What needs to be done: Quote the whole listing word for word, please.

Dataset excerpts:
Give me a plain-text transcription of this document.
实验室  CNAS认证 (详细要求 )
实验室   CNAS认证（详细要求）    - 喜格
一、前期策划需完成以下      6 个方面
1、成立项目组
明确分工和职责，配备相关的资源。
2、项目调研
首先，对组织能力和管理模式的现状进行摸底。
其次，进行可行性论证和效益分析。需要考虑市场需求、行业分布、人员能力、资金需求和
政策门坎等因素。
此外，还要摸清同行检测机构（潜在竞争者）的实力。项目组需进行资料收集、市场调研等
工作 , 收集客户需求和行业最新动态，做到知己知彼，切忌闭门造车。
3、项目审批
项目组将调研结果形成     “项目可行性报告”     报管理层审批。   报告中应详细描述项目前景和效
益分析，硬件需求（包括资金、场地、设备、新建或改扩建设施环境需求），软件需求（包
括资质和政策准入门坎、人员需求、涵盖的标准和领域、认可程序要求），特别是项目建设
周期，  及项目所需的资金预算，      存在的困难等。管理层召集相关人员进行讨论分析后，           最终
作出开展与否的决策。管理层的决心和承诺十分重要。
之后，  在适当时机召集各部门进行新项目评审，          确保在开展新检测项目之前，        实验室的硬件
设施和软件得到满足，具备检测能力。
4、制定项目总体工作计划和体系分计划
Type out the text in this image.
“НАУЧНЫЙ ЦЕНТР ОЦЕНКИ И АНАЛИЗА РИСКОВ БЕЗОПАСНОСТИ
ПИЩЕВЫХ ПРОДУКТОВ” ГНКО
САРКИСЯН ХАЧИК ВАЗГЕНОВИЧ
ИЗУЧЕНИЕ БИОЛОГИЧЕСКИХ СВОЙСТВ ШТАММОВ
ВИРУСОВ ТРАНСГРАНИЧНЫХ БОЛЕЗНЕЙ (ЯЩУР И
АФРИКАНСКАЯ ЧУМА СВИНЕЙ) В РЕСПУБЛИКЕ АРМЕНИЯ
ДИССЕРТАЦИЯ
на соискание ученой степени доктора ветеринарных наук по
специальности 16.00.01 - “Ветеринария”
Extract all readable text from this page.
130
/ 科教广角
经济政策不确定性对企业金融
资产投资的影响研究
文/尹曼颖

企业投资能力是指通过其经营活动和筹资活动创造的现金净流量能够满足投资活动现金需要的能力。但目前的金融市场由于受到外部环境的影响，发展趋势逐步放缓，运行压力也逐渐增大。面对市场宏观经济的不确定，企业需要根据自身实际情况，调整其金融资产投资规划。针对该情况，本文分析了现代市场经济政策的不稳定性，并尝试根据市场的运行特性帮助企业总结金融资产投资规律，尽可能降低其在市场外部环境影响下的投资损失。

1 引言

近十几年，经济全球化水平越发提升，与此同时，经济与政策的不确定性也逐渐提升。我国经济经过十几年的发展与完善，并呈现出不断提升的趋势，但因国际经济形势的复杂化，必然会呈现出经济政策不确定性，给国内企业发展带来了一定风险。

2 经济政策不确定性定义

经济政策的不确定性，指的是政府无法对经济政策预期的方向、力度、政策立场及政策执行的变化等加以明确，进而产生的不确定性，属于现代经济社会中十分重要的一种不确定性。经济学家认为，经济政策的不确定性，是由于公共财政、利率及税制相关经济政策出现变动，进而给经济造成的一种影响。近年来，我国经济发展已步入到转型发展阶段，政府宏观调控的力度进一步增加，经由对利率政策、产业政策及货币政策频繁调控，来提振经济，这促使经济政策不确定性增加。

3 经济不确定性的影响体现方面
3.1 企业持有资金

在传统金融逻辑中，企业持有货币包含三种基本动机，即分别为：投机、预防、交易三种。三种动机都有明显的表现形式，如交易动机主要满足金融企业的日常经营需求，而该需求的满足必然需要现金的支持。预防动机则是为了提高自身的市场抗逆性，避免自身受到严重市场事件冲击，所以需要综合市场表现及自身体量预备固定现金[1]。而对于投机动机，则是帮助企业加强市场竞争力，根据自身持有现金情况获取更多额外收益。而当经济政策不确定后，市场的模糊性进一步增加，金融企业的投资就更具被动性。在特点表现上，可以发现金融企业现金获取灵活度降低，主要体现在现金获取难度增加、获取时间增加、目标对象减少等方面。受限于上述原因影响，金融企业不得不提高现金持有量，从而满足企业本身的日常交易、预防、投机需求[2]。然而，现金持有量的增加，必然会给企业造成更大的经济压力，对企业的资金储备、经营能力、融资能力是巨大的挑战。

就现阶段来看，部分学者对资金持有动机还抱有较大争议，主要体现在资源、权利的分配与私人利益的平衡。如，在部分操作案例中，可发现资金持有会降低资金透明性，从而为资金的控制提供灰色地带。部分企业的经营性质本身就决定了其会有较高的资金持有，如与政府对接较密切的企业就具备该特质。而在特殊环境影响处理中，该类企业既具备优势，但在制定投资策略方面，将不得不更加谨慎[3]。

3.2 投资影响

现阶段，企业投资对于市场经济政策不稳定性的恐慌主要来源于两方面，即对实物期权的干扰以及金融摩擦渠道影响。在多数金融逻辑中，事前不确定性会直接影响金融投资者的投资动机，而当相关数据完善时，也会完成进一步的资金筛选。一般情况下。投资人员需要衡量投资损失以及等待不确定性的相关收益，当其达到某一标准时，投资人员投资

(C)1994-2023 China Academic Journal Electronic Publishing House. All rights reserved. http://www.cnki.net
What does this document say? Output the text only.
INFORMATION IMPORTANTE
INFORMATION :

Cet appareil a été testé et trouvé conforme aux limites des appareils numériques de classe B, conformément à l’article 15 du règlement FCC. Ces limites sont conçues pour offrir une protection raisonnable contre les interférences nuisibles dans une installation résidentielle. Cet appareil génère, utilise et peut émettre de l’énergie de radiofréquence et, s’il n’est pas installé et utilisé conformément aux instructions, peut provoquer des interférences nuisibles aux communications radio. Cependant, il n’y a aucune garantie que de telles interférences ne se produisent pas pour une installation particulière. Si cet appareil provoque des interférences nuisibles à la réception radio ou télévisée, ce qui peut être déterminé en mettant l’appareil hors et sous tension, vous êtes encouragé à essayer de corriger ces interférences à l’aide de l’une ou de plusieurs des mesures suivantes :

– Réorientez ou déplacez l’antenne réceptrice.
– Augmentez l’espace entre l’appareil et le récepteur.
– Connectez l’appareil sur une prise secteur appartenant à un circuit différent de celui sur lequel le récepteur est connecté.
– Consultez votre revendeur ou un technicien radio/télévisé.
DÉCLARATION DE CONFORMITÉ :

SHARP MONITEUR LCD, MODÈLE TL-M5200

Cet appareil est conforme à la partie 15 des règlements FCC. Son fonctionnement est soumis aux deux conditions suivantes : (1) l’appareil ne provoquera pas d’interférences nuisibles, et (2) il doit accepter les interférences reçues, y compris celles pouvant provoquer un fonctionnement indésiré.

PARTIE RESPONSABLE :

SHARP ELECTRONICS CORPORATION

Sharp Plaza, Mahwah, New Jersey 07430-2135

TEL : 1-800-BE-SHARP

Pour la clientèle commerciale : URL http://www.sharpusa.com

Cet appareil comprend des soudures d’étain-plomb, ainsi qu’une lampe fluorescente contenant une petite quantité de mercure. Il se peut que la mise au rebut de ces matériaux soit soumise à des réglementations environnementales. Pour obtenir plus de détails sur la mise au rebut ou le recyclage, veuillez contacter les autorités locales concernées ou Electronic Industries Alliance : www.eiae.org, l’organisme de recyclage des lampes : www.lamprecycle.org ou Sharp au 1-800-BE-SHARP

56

Task solution:
Give me a plain-text transcription of this document.
实验室  CNAS认证 (详细要求 )
实验室   CNAS认证（详细要求）    - 喜格
一、前期策划需完成以下      6 个方面
1、成立项目组
明确分工和职责，配备相关的资源。
2、项目调研
首先，对组织能力和管理模式的现状进行摸底。
其次，进行可行性论证和效益分析。需要考虑市场需求、行业分布、人员能力、资金需求和
政策门坎等因素。
此外，还要摸清同行检测机构（潜在竞争者）的实力。项目组需进行资料收集、市场调研等
工作 , 收集客户需求和行业最新动态，做到知己知彼，切忌闭门造车。
3、项目审批
项目组将调研结果形成     “项目可行性报告”     报管理层审批。   报告中应详细描述项目前景和效
益分析，硬件需求（包括资金、场地、设备、新建或改扩建设施环境需求），软件需求（包
括资质和政策准入门坎、人员需求、涵盖的标准和领域、认可程序要求），特别是项目建设
周期，  及项目所需的资金预算，      存在的困难等。管理层召集相关人员进行讨论分析后，           最终
作出开展与否的决策。管理层的决心和承诺十分重要。
之后，  在适当时机召集各部门进行新项目评审，          确保在开展新检测项目之前，        实验室的硬件
设施和软件得到满足，具备检测能力。
4、制定项目总体工作计划和体系分计划
Type out the text in this image.
“НАУЧНЫЙ ЦЕНТР ОЦЕНКИ И АНАЛИЗА РИСКОВ БЕЗОПАСНОСТИ
ПИЩЕВЫХ ПРОДУКТОВ” ГНКО
САРКИСЯН ХАЧИК ВАЗГЕНОВИЧ
ИЗУЧЕНИЕ БИОЛОГИЧЕСКИХ СВОЙСТВ ШТАММОВ
ВИРУСОВ ТРАНСГРАНИЧНЫХ БОЛЕЗНЕЙ (ЯЩУР И
АФРИКАНСКАЯ ЧУМА СВИНЕЙ) В РЕСПУБЛИКЕ АРМЕНИЯ
ДИССЕРТАЦИЯ
на соискание ученой степени доктора ветеринарных наук по
специальности 16.00.01 - “Ветеринария”
Extract all readable text from this page.
130
/ 科教广角
经济政策不确定性对企业金融
资产投资的影响研究
文/尹曼颖

企业投资能力是指通过其经营活动和筹资活动创造的现金净流量能够满足投资活动现金需要的能力。但目前的金融市场由于受到外部环境的影响，发展趋势逐步放缓，运行压力也逐渐增大。面对市场宏观经济的不确定，企业需要根据自身实际情况，调整其金融资产投资规划。针对该情况，本文分析了现代市场经济政策的不稳定性，并尝试根据市场的运行特性帮助企业总结金融资产投资规律，尽可能降低其在市场外部环境影响下的投资损失。

1 引言

近十几年，经济全球化水平越发提升，与此同时，经济与政策的不确定性也逐渐提升。我国经济经过十几年的发展与完善，并呈现出不断提升的趋势，但因国际经济形势的复杂化，必然会呈现出经济政策不确定性，给国内企业发展带来了一定风险。

2 经济政策不确定性定义

经济政策的不确定性，指的是政府无法对经济政策预期的方向、力度、政策立场及政策执行的变化等加以明确，进而产生的不确定性，属于现代经济社会中十分重要的一种不确定性。经济学家认为，经济政策的不确定性，是由于公共财政、利率及税制相关经济政策出现变动，进而给经济造成的一种影响。近年来，我国经济发展已步入到转型发展阶段，政府宏观调控的力度进一步增加，经由对利率政策、产业政策及货币政策频繁调控，来提振经济，这促使经济政策不确定性增加。

3 经济不确定性的影响体现方面
3.1 企业持有资金

在传统金融逻辑中，企业持有货币包含三种基本动机，即分别为：投机、预防、交易三种。三种动机都有明显的表现形式，如交易动机主要满足金融企业的日常经营需求，而该需求的满足必然需要现金的支持。预防动机则是为了提高自身的市场抗逆性，避免自身受到严重市场事件冲击，所以需要综合市场表现及自身体量预备固定现金[1]。而对于投机动机，则是帮助企业加强市场竞争力，根据自身持有现金情况获取更多额外收益。而当经济政策不确定后，市场的模糊性进一步增加，金融企业的投资就更具被动性。在特点表现上，可以发现金融企业现金获取灵活度降低，主要体现在现金获取难度增加、获取时间增加、目标对象减少等方面。受限于上述原因影响，金融企业不得不提高现金持有量，从而满足企业本身的日常交易、预防、投机需求[2]。然而，现金持有量的增加，必然会给企业造成更大的经济压力，对企业的资金储备、经营能力、融资能力是巨大的挑战。

就现阶段来看，部分学者对资金持有动机还抱有较大争议，主要体现在资源、权利的分配与私人利益的平衡。如，在部分操作案例中，可发现资金持有会降低资金透明性，从而为资金的控制提供灰色地带。部分企业的经营性质本身就决定了其会有较高的资金持有，如与政府对接较密切的企业就具备该特质。而在特殊环境影响处理中，该类企业既具备优势，但在制定投资策略方面，将不得不更加谨慎[3]。

3.2 投资影响

现阶段，企业投资对于市场经济政策不稳定性的恐慌主要来源于两方面，即对实物期权的干扰以及金融摩擦渠道影响。在多数金融逻辑中，事前不确定性会直接影响金融投资者的投资动机，而当相关数据完善时，也会完成进一步的资金筛选。一般情况下。投资人员需要衡量投资损失以及等待不确定性的相关收益，当其达到某一标准时，投资人员投资

(C)1994-2023 China Academic Journal Electronic Publishing House. All rights reserved. http://www.cnki.net
What does this document say? Output the text only.
INFORMATION IMPORTANTE
INFORMATION :

Cet appareil a été testé et trouvé conforme aux limites des appareils numériques de classe B, conformément à l’article 15 du règlement FCC. Ces limites sont conçues pour offrir une protection raisonnable contre les interférences nuisibles dans une installation résidentielle. Cet appareil génère, utilise et peut émettre de l’énergie de radiofréquence et, s’il n’est pas installé et utilisé conformément aux instructions, peut provoquer des interférences nuisibles aux communications radio. Cependant, il n’y a aucune garantie que de telles interférences ne se produisent pas pour une installation particulière. Si cet appareil provoque des interférences nuisibles à la réception radio ou télévisée, ce qui peut être déterminé en mettant l’appareil hors et sous tension, vous êtes encouragé à essayer de corriger ces interférences à l’aide de l’une ou de plusieurs des mesures suivantes :

– Réorientez ou déplacez l’antenne réceptrice.
– Augmentez l’espace entre l’appareil et le récepteur.
– Connectez l’appareil sur une prise secteur appartenant à un circuit différent de celui sur lequel le récepteur est connecté.
– Consultez votre revendeur ou un technicien radio/télévisé.
DÉCLARATION DE CONFORMITÉ :

SHARP MONITEUR LCD, MODÈLE TL-M5200

Cet appareil est conforme à la partie 15 des règlements FCC. Son fonctionnement est soumis aux deux conditions suivantes : (1) l’appareil ne provoquera pas d’interférences nuisibles, et (2) il doit accepter les interférences reçues, y compris celles pouvant provoquer un fonctionnement indésiré.

PARTIE RESPONSABLE :

SHARP ELECTRONICS CORPORATION

Sharp Plaza, Mahwah, New Jersey 07430-2135

TEL : 1-800-BE-SHARP

Pour la clientèle commerciale : URL http://www.sharpusa.com

Cet appareil comprend des soudures d’étain-plomb, ainsi qu’une lampe fluorescente contenant une petite quantité de mercure. Il se peut que la mise au rebut de ces matériaux soit soumise à des réglementations environnementales. Pour obtenir plus de détails sur la mise au rebut ou le recyclage, veuillez contacter les autorités locales concernées ou Electronic Industries Alliance : www.eiae.org, l’organisme de recyclage des lampes : www.lamprecycle.org ou Sharp au 1-800-BE-SHARP

56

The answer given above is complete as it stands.